Stated problem: Could you print every record below exactly as it appears?

Data:
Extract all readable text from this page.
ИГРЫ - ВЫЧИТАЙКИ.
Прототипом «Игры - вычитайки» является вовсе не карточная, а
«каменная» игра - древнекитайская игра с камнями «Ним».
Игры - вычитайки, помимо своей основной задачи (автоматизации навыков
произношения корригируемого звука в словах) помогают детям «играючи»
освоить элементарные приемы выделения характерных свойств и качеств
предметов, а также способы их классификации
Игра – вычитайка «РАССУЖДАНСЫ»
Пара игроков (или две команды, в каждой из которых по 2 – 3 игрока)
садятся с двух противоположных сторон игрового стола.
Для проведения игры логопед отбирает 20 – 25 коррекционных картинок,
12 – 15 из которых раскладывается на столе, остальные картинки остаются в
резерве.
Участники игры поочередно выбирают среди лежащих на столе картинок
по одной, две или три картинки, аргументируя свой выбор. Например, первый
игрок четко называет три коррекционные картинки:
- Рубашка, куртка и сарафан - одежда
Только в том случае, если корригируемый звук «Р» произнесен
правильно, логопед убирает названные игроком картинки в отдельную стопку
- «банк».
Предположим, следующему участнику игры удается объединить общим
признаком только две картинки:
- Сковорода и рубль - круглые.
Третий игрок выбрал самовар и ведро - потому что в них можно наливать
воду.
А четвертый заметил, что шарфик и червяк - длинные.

The solution:
Extract all readable text from this page.
ИГРЫ - ВЫЧИТАЙКИ.
Прототипом «Игры - вычитайки» является вовсе не карточная, а
«каменная» игра - древнекитайская игра с камнями «Ним».
Игры - вычитайки, помимо своей основной задачи (автоматизации навыков
произношения корригируемого звука в словах) помогают детям «играючи»
освоить элементарные приемы выделения характерных свойств и качеств
предметов, а также способы их классификации
Игра – вычитайка «РАССУЖДАНСЫ»
Пара игроков (или две команды, в каждой из которых по 2 – 3 игрока)
садятся с двух противоположных сторон игрового стола.
Для проведения игры логопед отбирает 20 – 25 коррекционных картинок,
12 – 15 из которых раскладывается на столе, остальные картинки остаются в
резерве.
Участники игры поочередно выбирают среди лежащих на столе картинок
по одной, две или три картинки, аргументируя свой выбор. Например, первый
игрок четко называет три коррекционные картинки:
- Рубашка, куртка и сарафан - одежда
Только в том случае, если корригируемый звук «Р» произнесен
правильно, логопед убирает названные игроком картинки в отдельную стопку
- «банк».
Предположим, следующему участнику игры удается объединить общим
признаком только две картинки:
- Сковорода и рубль - круглые.
Третий игрок выбрал самовар и ведро - потому что в них можно наливать
воду.
А четвертый заметил, что шарфик и червяк - длинные.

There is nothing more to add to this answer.